Count lines holding the string "marker" in the data that follows. Reply with one number only.
───── ROWS ─────
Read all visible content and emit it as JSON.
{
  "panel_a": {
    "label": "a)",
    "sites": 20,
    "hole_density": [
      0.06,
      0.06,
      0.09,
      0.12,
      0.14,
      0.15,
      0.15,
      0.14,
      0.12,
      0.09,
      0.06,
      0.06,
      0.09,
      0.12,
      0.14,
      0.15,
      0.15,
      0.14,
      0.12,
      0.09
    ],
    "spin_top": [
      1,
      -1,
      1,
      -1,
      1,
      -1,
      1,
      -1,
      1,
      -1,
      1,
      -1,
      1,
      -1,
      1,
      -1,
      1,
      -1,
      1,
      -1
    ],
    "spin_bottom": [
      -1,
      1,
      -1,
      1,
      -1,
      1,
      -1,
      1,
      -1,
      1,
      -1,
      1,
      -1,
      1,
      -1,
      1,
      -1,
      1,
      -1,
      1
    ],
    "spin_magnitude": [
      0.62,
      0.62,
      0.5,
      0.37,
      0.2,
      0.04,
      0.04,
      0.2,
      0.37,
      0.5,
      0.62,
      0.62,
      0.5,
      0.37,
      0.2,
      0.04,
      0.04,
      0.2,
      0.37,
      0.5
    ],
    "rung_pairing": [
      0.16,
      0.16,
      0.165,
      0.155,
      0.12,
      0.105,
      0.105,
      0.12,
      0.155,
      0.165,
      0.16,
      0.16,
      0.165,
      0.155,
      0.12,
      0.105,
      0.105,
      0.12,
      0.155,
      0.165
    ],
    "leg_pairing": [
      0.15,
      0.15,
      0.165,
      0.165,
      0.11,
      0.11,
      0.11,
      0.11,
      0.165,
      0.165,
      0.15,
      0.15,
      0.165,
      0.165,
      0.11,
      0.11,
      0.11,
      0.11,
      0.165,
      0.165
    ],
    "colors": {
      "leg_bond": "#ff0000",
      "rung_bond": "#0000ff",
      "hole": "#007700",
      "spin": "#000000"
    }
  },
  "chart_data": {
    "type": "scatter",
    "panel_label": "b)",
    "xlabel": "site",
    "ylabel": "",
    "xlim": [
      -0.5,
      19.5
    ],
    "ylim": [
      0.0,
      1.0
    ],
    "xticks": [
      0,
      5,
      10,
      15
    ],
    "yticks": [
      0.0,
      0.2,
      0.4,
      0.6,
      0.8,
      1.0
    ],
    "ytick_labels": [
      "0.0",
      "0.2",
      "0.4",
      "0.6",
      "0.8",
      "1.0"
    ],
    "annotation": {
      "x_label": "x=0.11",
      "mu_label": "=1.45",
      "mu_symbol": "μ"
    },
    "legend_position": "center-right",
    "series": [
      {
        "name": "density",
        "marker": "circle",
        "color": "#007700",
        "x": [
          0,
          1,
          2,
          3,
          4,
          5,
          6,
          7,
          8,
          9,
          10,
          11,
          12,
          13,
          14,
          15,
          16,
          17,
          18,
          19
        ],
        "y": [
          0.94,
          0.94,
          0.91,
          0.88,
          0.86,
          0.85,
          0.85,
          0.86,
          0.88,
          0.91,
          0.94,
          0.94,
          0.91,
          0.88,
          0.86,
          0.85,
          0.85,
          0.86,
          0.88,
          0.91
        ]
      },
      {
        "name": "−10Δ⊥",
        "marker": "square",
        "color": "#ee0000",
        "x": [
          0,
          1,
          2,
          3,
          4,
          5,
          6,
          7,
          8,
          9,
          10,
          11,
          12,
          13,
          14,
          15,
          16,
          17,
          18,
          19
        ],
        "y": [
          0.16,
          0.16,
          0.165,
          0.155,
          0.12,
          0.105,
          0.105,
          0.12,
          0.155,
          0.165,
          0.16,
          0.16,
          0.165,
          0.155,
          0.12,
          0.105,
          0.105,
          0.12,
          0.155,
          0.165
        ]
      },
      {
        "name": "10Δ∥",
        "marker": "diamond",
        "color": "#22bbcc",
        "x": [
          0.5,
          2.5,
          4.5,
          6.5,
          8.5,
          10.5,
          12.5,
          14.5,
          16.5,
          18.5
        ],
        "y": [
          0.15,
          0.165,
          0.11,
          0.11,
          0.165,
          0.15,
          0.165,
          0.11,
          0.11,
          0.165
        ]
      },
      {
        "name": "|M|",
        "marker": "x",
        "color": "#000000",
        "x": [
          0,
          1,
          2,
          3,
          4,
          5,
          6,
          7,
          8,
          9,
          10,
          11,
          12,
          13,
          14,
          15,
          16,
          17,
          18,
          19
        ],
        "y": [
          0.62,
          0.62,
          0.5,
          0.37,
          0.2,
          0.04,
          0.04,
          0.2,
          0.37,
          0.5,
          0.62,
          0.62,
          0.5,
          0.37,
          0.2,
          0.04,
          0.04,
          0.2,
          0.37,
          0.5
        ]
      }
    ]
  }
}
─────
— THE COMPLETED TASK —
4